* Task statement: Pick out each line containing the string "after".
Extracted entries start
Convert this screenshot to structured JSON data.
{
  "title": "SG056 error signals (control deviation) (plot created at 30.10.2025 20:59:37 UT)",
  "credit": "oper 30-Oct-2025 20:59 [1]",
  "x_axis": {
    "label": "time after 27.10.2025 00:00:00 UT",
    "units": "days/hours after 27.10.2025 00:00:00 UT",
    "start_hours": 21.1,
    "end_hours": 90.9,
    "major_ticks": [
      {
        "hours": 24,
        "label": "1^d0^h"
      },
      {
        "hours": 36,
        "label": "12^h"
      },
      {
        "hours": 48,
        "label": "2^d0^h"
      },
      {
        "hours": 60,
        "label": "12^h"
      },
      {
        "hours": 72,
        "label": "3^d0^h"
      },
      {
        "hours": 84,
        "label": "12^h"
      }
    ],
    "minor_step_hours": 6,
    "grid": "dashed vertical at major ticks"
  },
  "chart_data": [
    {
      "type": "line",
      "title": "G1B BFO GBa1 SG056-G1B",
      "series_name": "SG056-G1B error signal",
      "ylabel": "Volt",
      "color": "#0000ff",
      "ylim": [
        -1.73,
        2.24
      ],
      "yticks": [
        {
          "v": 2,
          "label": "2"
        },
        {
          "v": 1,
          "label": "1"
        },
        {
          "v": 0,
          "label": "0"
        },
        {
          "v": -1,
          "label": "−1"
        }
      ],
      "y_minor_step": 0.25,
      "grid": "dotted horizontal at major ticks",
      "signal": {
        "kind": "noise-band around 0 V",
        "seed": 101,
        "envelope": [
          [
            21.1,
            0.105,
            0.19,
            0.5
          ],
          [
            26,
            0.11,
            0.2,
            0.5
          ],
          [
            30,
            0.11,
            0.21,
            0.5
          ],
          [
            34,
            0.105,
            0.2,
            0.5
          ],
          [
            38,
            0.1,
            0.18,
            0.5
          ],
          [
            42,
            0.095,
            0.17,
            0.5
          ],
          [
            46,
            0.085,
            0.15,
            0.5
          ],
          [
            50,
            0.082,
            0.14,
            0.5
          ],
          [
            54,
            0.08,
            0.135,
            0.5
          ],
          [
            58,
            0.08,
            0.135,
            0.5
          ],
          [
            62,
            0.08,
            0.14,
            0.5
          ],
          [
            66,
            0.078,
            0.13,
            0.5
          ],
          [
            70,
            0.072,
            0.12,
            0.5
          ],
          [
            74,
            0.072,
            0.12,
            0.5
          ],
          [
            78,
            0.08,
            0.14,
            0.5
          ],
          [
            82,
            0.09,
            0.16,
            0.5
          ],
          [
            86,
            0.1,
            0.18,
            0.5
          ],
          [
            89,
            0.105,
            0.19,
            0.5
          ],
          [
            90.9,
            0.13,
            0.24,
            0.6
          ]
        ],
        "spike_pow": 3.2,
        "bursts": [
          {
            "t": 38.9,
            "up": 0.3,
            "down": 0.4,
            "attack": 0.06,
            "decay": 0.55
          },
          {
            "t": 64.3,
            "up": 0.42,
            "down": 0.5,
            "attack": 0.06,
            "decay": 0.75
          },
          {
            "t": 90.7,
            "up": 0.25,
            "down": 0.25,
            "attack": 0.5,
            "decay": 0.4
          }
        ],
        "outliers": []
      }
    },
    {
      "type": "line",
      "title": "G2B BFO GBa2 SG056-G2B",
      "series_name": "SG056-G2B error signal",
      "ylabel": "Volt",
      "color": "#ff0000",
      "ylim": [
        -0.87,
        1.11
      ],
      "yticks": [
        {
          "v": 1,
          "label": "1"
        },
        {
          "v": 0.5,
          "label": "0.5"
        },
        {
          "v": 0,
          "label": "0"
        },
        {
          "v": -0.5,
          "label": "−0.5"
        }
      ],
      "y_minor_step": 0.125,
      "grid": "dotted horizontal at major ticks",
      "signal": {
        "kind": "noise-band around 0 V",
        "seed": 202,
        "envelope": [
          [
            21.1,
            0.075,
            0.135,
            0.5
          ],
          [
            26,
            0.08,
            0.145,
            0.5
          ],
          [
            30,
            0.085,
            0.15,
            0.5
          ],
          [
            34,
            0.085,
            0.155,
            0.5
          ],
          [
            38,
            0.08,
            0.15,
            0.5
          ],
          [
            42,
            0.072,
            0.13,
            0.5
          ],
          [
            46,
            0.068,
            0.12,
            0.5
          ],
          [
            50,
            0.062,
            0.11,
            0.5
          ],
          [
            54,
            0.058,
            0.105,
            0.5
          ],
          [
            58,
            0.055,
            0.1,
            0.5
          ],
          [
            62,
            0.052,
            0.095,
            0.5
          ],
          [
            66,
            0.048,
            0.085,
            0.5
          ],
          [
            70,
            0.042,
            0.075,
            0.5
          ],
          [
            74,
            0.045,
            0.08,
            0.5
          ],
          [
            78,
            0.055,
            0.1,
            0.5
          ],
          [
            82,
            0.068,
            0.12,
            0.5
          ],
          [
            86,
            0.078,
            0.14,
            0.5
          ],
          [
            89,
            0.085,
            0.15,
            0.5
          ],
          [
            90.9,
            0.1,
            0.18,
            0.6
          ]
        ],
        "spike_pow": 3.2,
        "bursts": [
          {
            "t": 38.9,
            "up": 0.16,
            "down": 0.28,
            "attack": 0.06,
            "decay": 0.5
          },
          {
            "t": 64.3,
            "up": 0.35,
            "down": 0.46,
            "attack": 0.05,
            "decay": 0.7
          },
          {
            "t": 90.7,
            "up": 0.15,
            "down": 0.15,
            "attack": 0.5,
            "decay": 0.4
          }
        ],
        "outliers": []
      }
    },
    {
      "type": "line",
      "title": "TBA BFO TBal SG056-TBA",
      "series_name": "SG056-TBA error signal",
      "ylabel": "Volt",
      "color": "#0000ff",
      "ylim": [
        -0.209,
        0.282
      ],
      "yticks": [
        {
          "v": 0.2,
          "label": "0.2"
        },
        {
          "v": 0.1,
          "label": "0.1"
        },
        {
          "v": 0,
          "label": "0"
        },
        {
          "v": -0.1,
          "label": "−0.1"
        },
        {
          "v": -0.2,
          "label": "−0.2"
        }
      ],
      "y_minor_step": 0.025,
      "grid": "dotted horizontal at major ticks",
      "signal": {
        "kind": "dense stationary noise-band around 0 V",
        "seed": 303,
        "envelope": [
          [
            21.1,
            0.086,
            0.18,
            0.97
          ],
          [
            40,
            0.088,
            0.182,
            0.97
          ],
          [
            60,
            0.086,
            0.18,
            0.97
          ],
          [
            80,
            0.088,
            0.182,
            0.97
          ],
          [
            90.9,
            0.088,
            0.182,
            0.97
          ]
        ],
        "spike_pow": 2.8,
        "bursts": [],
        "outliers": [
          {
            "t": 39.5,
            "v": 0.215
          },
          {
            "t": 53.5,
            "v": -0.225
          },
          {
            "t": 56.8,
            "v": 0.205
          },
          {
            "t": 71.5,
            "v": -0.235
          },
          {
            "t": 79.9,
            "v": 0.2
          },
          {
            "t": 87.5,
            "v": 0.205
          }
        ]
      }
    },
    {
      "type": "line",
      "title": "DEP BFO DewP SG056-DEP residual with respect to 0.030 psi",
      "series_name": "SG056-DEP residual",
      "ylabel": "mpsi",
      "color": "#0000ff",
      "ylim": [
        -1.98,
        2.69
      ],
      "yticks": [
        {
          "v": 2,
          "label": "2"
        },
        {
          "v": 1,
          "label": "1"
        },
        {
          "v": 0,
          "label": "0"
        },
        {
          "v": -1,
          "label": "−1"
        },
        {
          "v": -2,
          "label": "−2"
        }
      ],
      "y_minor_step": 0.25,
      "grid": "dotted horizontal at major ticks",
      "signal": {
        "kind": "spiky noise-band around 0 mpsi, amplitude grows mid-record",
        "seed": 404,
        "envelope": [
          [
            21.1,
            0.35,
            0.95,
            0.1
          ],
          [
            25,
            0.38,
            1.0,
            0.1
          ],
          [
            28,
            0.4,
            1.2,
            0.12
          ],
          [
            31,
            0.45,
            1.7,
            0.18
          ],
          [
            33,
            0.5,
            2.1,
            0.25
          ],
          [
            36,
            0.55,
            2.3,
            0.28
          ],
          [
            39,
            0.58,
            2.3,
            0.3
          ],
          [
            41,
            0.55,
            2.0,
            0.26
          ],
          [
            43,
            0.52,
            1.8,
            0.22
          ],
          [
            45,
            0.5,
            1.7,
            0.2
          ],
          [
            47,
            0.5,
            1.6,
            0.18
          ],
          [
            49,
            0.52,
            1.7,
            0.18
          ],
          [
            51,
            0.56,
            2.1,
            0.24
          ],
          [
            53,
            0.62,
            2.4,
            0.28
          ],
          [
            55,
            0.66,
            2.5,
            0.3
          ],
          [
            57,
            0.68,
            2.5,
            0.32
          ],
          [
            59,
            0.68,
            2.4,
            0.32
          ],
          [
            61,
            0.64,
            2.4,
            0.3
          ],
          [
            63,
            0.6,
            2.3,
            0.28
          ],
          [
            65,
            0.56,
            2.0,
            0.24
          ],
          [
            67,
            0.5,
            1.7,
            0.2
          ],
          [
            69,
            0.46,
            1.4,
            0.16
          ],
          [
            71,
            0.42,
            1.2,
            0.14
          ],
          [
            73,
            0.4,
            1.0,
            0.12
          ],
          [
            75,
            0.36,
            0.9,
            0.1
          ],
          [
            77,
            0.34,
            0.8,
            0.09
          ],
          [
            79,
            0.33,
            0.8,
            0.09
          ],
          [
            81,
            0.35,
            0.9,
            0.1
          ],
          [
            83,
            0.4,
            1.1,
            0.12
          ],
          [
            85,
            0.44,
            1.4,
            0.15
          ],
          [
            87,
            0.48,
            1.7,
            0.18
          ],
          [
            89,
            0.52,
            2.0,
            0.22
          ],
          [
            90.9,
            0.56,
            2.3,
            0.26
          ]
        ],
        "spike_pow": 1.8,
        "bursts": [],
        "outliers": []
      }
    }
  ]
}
Extracted entries end
* Result:
    "label": "time after 27.10.2025 00:00:00 UT",
    "units": "days/hours after 27.10.2025 00:00:00 UT",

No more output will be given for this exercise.